• **Requirements**: Reproduce all of the listing below without alteration.

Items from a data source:
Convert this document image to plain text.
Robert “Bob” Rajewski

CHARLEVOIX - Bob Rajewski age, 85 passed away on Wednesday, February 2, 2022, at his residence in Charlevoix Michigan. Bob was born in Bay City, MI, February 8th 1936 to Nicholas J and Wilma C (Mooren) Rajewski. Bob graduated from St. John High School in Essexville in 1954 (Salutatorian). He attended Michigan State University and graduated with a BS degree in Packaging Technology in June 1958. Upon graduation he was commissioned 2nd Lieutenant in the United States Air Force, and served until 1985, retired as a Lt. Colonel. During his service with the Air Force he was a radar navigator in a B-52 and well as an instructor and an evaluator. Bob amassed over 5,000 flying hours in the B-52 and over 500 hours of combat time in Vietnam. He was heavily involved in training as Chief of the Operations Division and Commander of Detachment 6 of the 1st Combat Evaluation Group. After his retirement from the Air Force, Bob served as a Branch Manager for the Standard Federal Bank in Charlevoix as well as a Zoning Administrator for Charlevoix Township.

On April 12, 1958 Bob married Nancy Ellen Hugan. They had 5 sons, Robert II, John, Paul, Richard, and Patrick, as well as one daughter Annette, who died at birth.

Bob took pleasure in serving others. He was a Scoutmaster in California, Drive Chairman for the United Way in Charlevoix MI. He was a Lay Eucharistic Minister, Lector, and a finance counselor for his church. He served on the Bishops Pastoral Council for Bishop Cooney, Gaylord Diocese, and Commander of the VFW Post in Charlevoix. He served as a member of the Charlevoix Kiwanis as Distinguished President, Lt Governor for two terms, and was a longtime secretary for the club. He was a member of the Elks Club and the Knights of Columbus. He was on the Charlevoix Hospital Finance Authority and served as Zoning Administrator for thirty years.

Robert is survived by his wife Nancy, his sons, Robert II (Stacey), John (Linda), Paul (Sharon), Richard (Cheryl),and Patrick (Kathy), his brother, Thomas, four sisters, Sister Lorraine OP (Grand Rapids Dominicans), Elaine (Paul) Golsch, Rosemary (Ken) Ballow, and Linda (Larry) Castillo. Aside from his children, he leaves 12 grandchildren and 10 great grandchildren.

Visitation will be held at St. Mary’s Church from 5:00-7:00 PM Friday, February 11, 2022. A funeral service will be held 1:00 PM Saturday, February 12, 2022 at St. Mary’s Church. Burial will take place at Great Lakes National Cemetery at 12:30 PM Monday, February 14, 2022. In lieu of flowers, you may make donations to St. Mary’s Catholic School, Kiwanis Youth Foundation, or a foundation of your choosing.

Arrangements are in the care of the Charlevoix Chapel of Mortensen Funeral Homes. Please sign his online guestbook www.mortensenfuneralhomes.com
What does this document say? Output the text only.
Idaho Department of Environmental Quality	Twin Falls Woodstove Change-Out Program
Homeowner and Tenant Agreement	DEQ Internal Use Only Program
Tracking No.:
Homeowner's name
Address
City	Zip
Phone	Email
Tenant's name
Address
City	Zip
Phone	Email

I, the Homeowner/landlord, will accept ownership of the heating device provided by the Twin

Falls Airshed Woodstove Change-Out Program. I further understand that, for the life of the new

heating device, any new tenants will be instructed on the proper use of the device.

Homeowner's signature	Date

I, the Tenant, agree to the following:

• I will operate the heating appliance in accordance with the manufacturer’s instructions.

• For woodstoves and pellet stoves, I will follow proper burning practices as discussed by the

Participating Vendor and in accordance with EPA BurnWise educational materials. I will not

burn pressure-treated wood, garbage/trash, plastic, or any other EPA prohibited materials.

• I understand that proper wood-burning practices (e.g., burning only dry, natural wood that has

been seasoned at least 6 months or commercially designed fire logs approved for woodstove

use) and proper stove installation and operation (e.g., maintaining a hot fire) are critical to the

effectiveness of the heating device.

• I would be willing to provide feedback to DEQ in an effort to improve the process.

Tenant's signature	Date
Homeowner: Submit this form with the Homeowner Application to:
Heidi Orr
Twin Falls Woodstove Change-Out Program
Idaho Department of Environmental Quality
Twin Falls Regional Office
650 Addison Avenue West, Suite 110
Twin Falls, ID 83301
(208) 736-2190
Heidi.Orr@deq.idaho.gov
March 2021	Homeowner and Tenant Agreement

• **Written response**:
Convert this document image to plain text.
Robert “Bob” Rajewski

CHARLEVOIX - Bob Rajewski age, 85 passed away on Wednesday, February 2, 2022, at his residence in Charlevoix Michigan. Bob was born in Bay City, MI, February 8th 1936 to Nicholas J and Wilma C (Mooren) Rajewski. Bob graduated from St. John High School in Essexville in 1954 (Salutatorian). He attended Michigan State University and graduated with a BS degree in Packaging Technology in June 1958. Upon graduation he was commissioned 2nd Lieutenant in the United States Air Force, and served until 1985, retired as a Lt. Colonel. During his service with the Air Force he was a radar navigator in a B-52 and well as an instructor and an evaluator. Bob amassed over 5,000 flying hours in the B-52 and over 500 hours of combat time in Vietnam. He was heavily involved in training as Chief of the Operations Division and Commander of Detachment 6 of the 1st Combat Evaluation Group. After his retirement from the Air Force, Bob served as a Branch Manager for the Standard Federal Bank in Charlevoix as well as a Zoning Administrator for Charlevoix Township.

On April 12, 1958 Bob married Nancy Ellen Hugan. They had 5 sons, Robert II, John, Paul, Richard, and Patrick, as well as one daughter Annette, who died at birth.

Bob took pleasure in serving others. He was a Scoutmaster in California, Drive Chairman for the United Way in Charlevoix MI. He was a Lay Eucharistic Minister, Lector, and a finance counselor for his church. He served on the Bishops Pastoral Council for Bishop Cooney, Gaylord Diocese, and Commander of the VFW Post in Charlevoix. He served as a member of the Charlevoix Kiwanis as Distinguished President, Lt Governor for two terms, and was a longtime secretary for the club. He was a member of the Elks Club and the Knights of Columbus. He was on the Charlevoix Hospital Finance Authority and served as Zoning Administrator for thirty years.

Robert is survived by his wife Nancy, his sons, Robert II (Stacey), John (Linda), Paul (Sharon), Richard (Cheryl),and Patrick (Kathy), his brother, Thomas, four sisters, Sister Lorraine OP (Grand Rapids Dominicans), Elaine (Paul) Golsch, Rosemary (Ken) Ballow, and Linda (Larry) Castillo. Aside from his children, he leaves 12 grandchildren and 10 great grandchildren.

Visitation will be held at St. Mary’s Church from 5:00-7:00 PM Friday, February 11, 2022. A funeral service will be held 1:00 PM Saturday, February 12, 2022 at St. Mary’s Church. Burial will take place at Great Lakes National Cemetery at 12:30 PM Monday, February 14, 2022. In lieu of flowers, you may make donations to St. Mary’s Catholic School, Kiwanis Youth Foundation, or a foundation of your choosing.

Arrangements are in the care of the Charlevoix Chapel of Mortensen Funeral Homes. Please sign his online guestbook www.mortensenfuneralhomes.com
What does this document say? Output the text only.
Idaho Department of Environmental Quality	Twin Falls Woodstove Change-Out Program
Homeowner and Tenant Agreement	DEQ Internal Use Only Program
Tracking No.:
Homeowner's name
Address
City	Zip
Phone	Email
Tenant's name
Address
City	Zip
Phone	Email

I, the Homeowner/landlord, will accept ownership of the heating device provided by the Twin

Falls Airshed Woodstove Change-Out Program. I further understand that, for the life of the new

heating device, any new tenants will be instructed on the proper use of the device.

Homeowner's signature	Date

I, the Tenant, agree to the following:

• I will operate the heating appliance in accordance with the manufacturer’s instructions.

• For woodstoves and pellet stoves, I will follow proper burning practices as discussed by the

Participating Vendor and in accordance with EPA BurnWise educational materials. I will not

burn pressure-treated wood, garbage/trash, plastic, or any other EPA prohibited materials.

• I understand that proper wood-burning practices (e.g., burning only dry, natural wood that has

been seasoned at least 6 months or commercially designed fire logs approved for woodstove

use) and proper stove installation and operation (e.g., maintaining a hot fire) are critical to the

effectiveness of the heating device.

• I would be willing to provide feedback to DEQ in an effort to improve the process.

Tenant's signature	Date
Homeowner: Submit this form with the Homeowner Application to:
Heidi Orr
Twin Falls Woodstove Change-Out Program
Idaho Department of Environmental Quality
Twin Falls Regional Office
650 Addison Avenue West, Suite 110
Twin Falls, ID 83301
(208) 736-2190
Heidi.Orr@deq.idaho.gov
March 2021	Homeowner and Tenant Agreement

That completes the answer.